*Extrait cité*.

--------------------------------

Whit Stillman choisit de porter à l’écran l’un des premiers romans de Jane Austen, «Lady Susan», pour en faire un drame comique, léger et savoureux.

C’est vers 1794, alors qu’elle n’a que 18 ou 19 ans, que la jeune Jane Austen écrit «Lady Susan», un roman épistolaire autour d’une figure féminine non conventionnelle, une sorte de nouvelle Marquise de Merteuil, qui séduit et manipule comme elle respire.
L’américain Whit Stilman, («Last Days of Disco», «Barcelona») porte à l’écran ce roman que Jane Austen avait choisi de ne pas publier (et qui ne parut qu’en 1871, un demi-siècle après sa mort), et parvient ce faisant à révéler l’humour de l’auteur, en nous offrant une adaptation truffée de répliques savoureuses, portée par d’excellents acteurs, dans une mise en scène classique, mais juste.
Kate Beckinsale est une piquante Lady Susan, une veuve comme il était rare d’en croiser à l’époque, dans la littérature classique. Déterminée, calculatrice, elle tourne la tête aux hommes, les manipule à sa guise pour tirer le meilleur parti possible de chaque situation, et assurer, à elle et à sa fille Frederica, un confortable avenir.
Avec son amie, l’américaine en exil Mrs Alicia Johnson (Chloë Sevigniy), elle complote, renverse la vapeur et le cours des choses, pour toujours obtenir ses fins auprès des hommes, et rester constamment un objet de désir, malgré la réputation qui partout la précède.
Les boudoirs et les salons sont autant de lieux de messes-basses et de conspirations, et seul le cliquetis de la porcelaine à l’heure du thé ou le froufrou des robes viennent habiller l’espace sonore feutré de ces rencontres.
L’action se déroule le plus souvent à huis clos, dans les différentes pièces de la maison Churchill ou lors de promenades dans les jardins à l’anglaise. On envoie des missives ou murmures par serviteur interposés, pour se mieux se retrouver, seuls, en cachette, derrière des portes fermées.
Ce sont les femmes qui mènent la danse, elles qui décident du sort à réserver aux hommes, et leur analyse tombe, tel un couperet : l’un est « worth having », l’autre, au contraire, « too old to be governable, too young to die ».

--------------------------------

[Entrées d'éléments annotés]
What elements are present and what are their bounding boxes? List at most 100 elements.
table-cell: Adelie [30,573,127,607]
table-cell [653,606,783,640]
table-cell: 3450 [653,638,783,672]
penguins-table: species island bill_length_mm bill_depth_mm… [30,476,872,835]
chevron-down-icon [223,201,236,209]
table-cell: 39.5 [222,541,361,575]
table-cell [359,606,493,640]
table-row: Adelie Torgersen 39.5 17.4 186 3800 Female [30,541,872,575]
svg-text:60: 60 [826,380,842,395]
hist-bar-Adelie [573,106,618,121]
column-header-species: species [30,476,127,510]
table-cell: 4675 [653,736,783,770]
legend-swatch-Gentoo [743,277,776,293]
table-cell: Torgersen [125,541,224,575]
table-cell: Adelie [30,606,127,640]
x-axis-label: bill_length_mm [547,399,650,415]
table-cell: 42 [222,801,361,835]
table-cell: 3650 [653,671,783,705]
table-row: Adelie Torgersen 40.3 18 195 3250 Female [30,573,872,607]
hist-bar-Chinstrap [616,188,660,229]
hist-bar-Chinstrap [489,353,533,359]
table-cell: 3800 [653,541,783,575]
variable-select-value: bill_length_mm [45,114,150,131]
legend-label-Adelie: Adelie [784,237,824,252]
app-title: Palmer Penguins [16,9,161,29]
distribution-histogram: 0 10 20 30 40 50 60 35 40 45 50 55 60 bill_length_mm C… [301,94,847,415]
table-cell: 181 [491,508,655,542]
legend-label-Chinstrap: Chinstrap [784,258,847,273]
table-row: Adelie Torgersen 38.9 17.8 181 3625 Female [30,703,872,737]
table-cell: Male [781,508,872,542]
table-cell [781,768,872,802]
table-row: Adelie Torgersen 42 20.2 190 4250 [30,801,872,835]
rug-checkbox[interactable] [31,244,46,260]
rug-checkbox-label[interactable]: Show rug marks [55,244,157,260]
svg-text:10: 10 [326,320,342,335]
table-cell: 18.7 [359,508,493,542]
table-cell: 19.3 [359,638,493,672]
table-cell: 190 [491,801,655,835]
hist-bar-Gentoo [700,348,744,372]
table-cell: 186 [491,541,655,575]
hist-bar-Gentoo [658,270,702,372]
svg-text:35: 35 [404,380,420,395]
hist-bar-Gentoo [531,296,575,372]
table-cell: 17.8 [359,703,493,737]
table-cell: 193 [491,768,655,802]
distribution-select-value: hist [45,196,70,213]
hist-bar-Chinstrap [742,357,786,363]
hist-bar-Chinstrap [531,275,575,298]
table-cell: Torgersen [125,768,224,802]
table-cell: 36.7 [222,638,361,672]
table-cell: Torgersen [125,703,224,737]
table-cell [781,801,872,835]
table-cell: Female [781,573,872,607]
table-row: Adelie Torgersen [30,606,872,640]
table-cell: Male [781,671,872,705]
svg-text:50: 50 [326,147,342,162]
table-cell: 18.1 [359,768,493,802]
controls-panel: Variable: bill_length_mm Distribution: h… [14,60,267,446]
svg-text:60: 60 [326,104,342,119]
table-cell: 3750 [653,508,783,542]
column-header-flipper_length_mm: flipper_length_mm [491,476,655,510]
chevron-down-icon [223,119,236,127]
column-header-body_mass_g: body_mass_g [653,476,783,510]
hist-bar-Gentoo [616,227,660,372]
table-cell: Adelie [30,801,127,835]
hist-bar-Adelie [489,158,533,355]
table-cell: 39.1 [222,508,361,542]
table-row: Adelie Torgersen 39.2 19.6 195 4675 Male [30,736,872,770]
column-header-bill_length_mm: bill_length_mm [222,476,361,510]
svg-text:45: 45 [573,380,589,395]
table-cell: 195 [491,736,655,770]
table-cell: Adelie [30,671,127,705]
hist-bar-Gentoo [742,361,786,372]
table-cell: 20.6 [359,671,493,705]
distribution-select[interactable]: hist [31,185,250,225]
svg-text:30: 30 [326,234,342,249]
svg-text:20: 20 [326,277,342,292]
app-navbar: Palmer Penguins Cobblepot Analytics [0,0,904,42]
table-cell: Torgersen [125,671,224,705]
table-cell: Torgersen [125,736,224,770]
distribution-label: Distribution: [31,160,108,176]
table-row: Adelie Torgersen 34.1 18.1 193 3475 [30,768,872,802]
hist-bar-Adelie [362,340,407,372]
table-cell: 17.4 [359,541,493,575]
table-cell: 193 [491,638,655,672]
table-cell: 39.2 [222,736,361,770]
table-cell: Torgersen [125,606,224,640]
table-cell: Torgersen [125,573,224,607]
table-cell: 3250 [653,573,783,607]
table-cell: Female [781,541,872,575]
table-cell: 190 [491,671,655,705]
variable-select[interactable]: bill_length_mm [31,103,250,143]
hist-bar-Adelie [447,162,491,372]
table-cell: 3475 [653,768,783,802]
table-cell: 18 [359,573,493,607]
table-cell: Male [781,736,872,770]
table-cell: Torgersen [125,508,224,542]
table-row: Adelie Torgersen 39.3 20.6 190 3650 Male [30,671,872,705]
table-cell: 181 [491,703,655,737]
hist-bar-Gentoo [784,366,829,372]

--------------------------------

*Exercices proposés*.
1. D'après l'extrait sur l'adaptation de « Lady Susan », en quelle année le roman a-t-il paru ?
2. Prolongez la critique de l'adaptation de « Lady Susan » à partir de l'endroit où elle s'arrête.
Les lignes forment un matériau indépendant de l'extrait cité.

*Réponses fournies*.
1. En 1871, un demi-siècle après la mort de Jane Austen.

2.
Lady Susan connaît ses atouts, sait jouer des apparences. Ce qu’elle commet, elle ne le tolère chez personne d’autre : ainsi, lorsque Sir Reginald de Courcy, le jeune homme qu’elle convoite, ose ouvrir son courrier, et découvre que Lady Susan le trompe, cette dernière qualifie son acte de parfaitement « ungentlemanly », et précise qu’il n’y a que son amie Alicia Johnson et elle-même qui puissent se permettre de lire la correspondance des autres.
Et lorsque le prétendant de Frederica, Sir James Martin, un homme aussi riche qu’il est idiot, démontre que le désir charnel est, chez les hommes, tout à fait naturel et instinctif, mais chez la femme, contre-nature et ridicule, le regard discrètement amusé que lui lance Mrs Johnson vaut toutes les répliques du monde.
Des personnages féminins inattendus, forts, savoureux, à la réplique aussi drôle qu’assassine, qui maîtrisent les codes, en jouent, et se révèlent fins stratèges.
Whit Stillman fait honneur à l’esprit, à la langue et à l’humour de Jane Austen, en nous offrant un film de facture certes classique, mais porté par des acteurs qui prennent un plaisir contagieux à incarner leurs personnages, pour un récit à la fois cynique et humoristique, loin de l’image trop sage que d’aucuns pouvaient garder d’Austen.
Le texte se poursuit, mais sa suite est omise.